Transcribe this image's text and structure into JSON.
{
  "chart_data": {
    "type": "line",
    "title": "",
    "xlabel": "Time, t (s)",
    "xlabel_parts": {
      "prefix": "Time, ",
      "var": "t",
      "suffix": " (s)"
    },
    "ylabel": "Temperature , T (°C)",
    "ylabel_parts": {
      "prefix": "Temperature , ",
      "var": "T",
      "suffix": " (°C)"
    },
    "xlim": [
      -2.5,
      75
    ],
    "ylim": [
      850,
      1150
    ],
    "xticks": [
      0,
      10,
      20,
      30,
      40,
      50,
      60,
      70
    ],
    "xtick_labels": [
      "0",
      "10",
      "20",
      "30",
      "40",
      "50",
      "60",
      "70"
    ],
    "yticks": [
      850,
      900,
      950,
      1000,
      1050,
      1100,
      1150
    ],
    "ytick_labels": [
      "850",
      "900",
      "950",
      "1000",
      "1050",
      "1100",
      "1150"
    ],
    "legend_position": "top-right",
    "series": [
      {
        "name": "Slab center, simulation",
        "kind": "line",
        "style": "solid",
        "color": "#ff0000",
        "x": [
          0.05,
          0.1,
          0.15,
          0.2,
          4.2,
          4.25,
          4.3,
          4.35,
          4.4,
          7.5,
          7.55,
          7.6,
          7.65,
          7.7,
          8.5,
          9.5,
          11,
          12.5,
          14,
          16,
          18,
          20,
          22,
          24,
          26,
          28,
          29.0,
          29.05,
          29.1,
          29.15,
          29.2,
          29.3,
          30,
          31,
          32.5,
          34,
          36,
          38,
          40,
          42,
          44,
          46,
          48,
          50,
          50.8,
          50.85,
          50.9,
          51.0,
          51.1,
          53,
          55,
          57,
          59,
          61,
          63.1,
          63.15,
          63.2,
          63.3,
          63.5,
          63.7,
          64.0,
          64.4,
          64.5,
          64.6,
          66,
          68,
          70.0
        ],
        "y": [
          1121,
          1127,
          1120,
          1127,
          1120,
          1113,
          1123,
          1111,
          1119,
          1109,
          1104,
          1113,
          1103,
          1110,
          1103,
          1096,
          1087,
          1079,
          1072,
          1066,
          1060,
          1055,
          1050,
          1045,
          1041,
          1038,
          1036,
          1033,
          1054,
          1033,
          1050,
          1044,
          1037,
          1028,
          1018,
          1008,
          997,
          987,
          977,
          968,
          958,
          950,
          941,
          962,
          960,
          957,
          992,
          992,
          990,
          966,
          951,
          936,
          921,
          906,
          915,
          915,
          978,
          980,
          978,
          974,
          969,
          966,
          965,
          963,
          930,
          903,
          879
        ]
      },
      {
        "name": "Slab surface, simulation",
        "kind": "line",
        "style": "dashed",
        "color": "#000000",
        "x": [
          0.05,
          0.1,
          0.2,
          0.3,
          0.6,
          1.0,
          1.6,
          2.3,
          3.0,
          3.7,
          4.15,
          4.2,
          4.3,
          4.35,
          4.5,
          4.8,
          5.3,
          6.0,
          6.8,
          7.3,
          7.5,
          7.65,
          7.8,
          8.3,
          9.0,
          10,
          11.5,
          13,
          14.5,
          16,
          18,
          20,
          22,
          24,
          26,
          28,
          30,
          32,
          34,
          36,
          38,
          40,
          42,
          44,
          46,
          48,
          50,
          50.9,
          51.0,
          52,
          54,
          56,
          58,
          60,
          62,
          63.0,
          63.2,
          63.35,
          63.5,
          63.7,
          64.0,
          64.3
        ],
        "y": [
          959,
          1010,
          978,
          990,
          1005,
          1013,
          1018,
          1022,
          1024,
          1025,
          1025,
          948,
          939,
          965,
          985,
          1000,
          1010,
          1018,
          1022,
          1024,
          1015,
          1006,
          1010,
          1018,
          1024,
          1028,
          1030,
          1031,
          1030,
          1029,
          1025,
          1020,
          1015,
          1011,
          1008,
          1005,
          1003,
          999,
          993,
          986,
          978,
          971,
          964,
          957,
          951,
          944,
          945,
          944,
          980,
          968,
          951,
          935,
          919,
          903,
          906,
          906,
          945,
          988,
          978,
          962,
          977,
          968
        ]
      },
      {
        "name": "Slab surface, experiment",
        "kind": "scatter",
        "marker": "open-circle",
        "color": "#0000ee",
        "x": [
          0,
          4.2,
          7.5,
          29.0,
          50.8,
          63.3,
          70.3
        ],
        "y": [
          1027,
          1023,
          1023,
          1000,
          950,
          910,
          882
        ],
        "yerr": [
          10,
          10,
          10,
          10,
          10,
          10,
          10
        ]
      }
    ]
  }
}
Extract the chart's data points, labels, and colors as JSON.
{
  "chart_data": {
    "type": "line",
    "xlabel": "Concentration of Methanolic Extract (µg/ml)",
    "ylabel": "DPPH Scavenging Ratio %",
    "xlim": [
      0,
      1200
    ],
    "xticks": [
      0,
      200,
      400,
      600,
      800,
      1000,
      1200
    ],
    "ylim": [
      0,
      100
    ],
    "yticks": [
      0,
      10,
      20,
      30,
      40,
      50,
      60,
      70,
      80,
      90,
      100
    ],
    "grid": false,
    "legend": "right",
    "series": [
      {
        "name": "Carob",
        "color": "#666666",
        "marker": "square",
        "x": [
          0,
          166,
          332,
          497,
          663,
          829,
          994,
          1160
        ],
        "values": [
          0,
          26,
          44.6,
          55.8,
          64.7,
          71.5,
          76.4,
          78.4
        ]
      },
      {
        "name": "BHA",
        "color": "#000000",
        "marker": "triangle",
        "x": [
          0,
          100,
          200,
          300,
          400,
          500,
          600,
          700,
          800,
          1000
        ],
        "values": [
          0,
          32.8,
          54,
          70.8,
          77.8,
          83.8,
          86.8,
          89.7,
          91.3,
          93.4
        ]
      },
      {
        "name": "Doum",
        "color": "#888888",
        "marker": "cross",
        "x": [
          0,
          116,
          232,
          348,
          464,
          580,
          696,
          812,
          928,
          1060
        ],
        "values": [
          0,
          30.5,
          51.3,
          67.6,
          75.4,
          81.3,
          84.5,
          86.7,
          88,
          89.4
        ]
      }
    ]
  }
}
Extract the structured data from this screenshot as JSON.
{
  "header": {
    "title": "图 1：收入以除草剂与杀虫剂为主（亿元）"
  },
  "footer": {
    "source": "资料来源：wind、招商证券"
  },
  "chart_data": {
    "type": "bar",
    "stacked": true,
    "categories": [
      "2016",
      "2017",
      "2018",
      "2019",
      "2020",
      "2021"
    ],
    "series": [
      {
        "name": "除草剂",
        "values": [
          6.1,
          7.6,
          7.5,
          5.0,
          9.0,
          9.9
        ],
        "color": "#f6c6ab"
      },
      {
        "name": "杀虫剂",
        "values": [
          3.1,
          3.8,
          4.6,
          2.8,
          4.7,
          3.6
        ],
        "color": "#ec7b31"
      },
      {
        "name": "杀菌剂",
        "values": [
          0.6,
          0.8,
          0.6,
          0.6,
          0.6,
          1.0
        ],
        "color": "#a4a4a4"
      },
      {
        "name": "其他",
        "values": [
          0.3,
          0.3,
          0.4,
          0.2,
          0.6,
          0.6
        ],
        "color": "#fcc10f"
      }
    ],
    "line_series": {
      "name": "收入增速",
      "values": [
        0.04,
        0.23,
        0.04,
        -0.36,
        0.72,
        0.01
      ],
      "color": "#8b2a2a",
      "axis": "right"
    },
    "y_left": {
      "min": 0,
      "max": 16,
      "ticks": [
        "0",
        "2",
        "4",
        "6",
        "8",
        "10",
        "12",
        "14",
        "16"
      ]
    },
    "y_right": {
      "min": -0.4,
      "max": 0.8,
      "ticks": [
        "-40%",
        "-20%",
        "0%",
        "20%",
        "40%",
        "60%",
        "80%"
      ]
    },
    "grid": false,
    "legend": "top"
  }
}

--------------------------------

* Exercise: Copy out every entry again, exactly as it was given.

* Reply:
Transcribe this image's text and structure into JSON.
{
  "chart_data": {
    "type": "line",
    "title": "",
    "xlabel": "Time, t (s)",
    "xlabel_parts": {
      "prefix": "Time, ",
      "var": "t",
      "suffix": " (s)"
    },
    "ylabel": "Temperature , T (°C)",
    "ylabel_parts": {
      "prefix": "Temperature , ",
      "var": "T",
      "suffix": " (°C)"
    },
    "xlim": [
      -2.5,
      75
    ],
    "ylim": [
      850,
      1150
    ],
    "xticks": [
      0,
      10,
      20,
      30,
      40,
      50,
      60,
      70
    ],
    "xtick_labels": [
      "0",
      "10",
      "20",
      "30",
      "40",
      "50",
      "60",
      "70"
    ],
    "yticks": [
      850,
      900,
      950,
      1000,
      1050,
      1100,
      1150
    ],
    "ytick_labels": [
      "850",
      "900",
      "950",
      "1000",
      "1050",
      "1100",
      "1150"
    ],
    "legend_position": "top-right",
    "series": [
      {
        "name": "Slab center, simulation",
        "kind": "line",
        "style": "solid",
        "color": "#ff0000",
        "x": [
          0.05,
          0.1,
          0.15,
          0.2,
          4.2,
          4.25,
          4.3,
          4.35,
          4.4,
          7.5,
          7.55,
          7.6,
          7.65,
          7.7,
          8.5,
          9.5,
          11,
          12.5,
          14,
          16,
          18,
          20,
          22,
          24,
          26,
          28,
          29.0,
          29.05,
          29.1,
          29.15,
          29.2,
          29.3,
          30,
          31,
          32.5,
          34,
          36,
          38,
          40,
          42,
          44,
          46,
          48,
          50,
          50.8,
          50.85,
          50.9,
          51.0,
          51.1,
          53,
          55,
          57,
          59,
          61,
          63.1,
          63.15,
          63.2,
          63.3,
          63.5,
          63.7,
          64.0,
          64.4,
          64.5,
          64.6,
          66,
          68,
          70.0
        ],
        "y": [
          1121,
          1127,
          1120,
          1127,
          1120,
          1113,
          1123,
          1111,
          1119,
          1109,
          1104,
          1113,
          1103,
          1110,
          1103,
          1096,
          1087,
          1079,
          1072,
          1066,
          1060,
          1055,
          1050,
          1045,
          1041,
          1038,
          1036,
          1033,
          1054,
          1033,
          1050,
          1044,
          1037,
          1028,
          1018,
          1008,
          997,
          987,
          977,
          968,
          958,
          950,
          941,
          962,
          960,
          957,
          992,
          992,
          990,
          966,
          951,
          936,
          921,
          906,
          915,
          915,
          978,
          980,
          978,
          974,
          969,
          966,
          965,
          963,
          930,
          903,
          879
        ]
      },
      {
        "name": "Slab surface, simulation",
        "kind": "line",
        "style": "dashed",
        "color": "#000000",
        "x": [
          0.05,
          0.1,
          0.2,
          0.3,
          0.6,
          1.0,
          1.6,
          2.3,
          3.0,
          3.7,
          4.15,
          4.2,
          4.3,
          4.35,
          4.5,
          4.8,
          5.3,
          6.0,
          6.8,
          7.3,
          7.5,
          7.65,
          7.8,
          8.3,
          9.0,
          10,
          11.5,
          13,
          14.5,
          16,
          18,
          20,
          22,
          24,
          26,
          28,
          30,
          32,
          34,
          36,
          38,
          40,
          42,
          44,
          46,
          48,
          50,
          50.9,
          51.0,
          52,
          54,
          56,
          58,
          60,
          62,
          63.0,
          63.2,
          63.35,
          63.5,
          63.7,
          64.0,
          64.3
        ],
        "y": [
          959,
          1010,
          978,
          990,
          1005,
          1013,
          1018,
          1022,
          1024,
          1025,
          1025,
          948,
          939,
          965,
          985,
          1000,
          1010,
          1018,
          1022,
          1024,
          1015,
          1006,
          1010,
          1018,
          1024,
          1028,
          1030,
          1031,
          1030,
          1029,
          1025,
          1020,
          1015,
          1011,
          1008,
          1005,
          1003,
          999,
          993,
          986,
          978,
          971,
          964,
          957,
          951,
          944,
          945,
          944,
          980,
          968,
          951,
          935,
          919,
          903,
          906,
          906,
          945,
          988,
          978,
          962,
          977,
          968
        ]
      },
      {
        "name": "Slab surface, experiment",
        "kind": "scatter",
        "marker": "open-circle",
        "color": "#0000ee",
        "x": [
          0,
          4.2,
          7.5,
          29.0,
          50.8,
          63.3,
          70.3
        ],
        "y": [
          1027,
          1023,
          1023,
          1000,
          950,
          910,
          882
        ],
        "yerr": [
          10,
          10,
          10,
          10,
          10,
          10,
          10
        ]
      }
    ]
  }
}
Extract the chart's data points, labels, and colors as JSON.
{
  "chart_data": {
    "type": "line",
    "xlabel": "Concentration of Methanolic Extract (µg/ml)",
    "ylabel": "DPPH Scavenging Ratio %",
    "xlim": [
      0,
      1200
    ],
    "xticks": [
      0,
      200,
      400,
      600,
      800,
      1000,
      1200
    ],
    "ylim": [
      0,
      100
    ],
    "yticks": [
      0,
      10,
      20,
      30,
      40,
      50,
      60,
      70,
      80,
      90,
      100
    ],
    "grid": false,
    "legend": "right",
    "series": [
      {
        "name": "Carob",
        "color": "#666666",
        "marker": "square",
        "x": [
          0,
          166,
          332,
          497,
          663,
          829,
          994,
          1160
        ],
        "values": [
          0,
          26,
          44.6,
          55.8,
          64.7,
          71.5,
          76.4,
          78.4
        ]
      },
      {
        "name": "BHA",
        "color": "#000000",
        "marker": "triangle",
        "x": [
          0,
          100,
          200,
          300,
          400,
          500,
          600,
          700,
          800,
          1000
        ],
        "values": [
          0,
          32.8,
          54,
          70.8,
          77.8,
          83.8,
          86.8,
          89.7,
          91.3,
          93.4
        ]
      },
      {
        "name": "Doum",
        "color": "#888888",
        "marker": "cross",
        "x": [
          0,
          116,
          232,
          348,
          464,
          580,
          696,
          812,
          928,
          1060
        ],
        "values": [
          0,
          30.5,
          51.3,
          67.6,
          75.4,
          81.3,
          84.5,
          86.7,
          88,
          89.4
        ]
      }
    ]
  }
}
Extract the structured data from this screenshot as JSON.
{
  "header": {
    "title": "图 1：收入以除草剂与杀虫剂为主（亿元）"
  },
  "footer": {
    "source": "资料来源：wind、招商证券"
  },
  "chart_data": {
    "type": "bar",
    "stacked": true,
    "categories": [
      "2016",
      "2017",
      "2018",
      "2019",
      "2020",
      "2021"
    ],
    "series": [
      {
        "name": "除草剂",
        "values": [
          6.1,
          7.6,
          7.5,
          5.0,
          9.0,
          9.9
        ],
        "color": "#f6c6ab"
      },
      {
        "name": "杀虫剂",
        "values": [
          3.1,
          3.8,
          4.6,
          2.8,
          4.7,
          3.6
        ],
        "color": "#ec7b31"
      },
      {
        "name": "杀菌剂",
        "values": [
          0.6,
          0.8,
          0.6,
          0.6,
          0.6,
          1.0
        ],
        "color": "#a4a4a4"
      },
      {
        "name": "其他",
        "values": [
          0.3,
          0.3,
          0.4,
          0.2,
          0.6,
          0.6
        ],
        "color": "#fcc10f"
      }
    ],
    "line_series": {
      "name": "收入增速",
      "values": [
        0.04,
        0.23,
        0.04,
        -0.36,
        0.72,
        0.01
      ],
      "color": "#8b2a2a",
      "axis": "right"
    },
    "y_left": {
      "min": 0,
      "max": 16,
      "ticks": [
        "0",
        "2",
        "4",
        "6",
        "8",
        "10",
        "12",
        "14",
        "16"
      ]
    },
    "y_right": {
      "min": -0.4,
      "max": 0.8,
      "ticks": [
        "-40%",
        "-20%",
        "0%",
        "20%",
        "40%",
        "60%",
        "80%"
      ]
    },
    "grid": false,
    "legend": "top"
  }
}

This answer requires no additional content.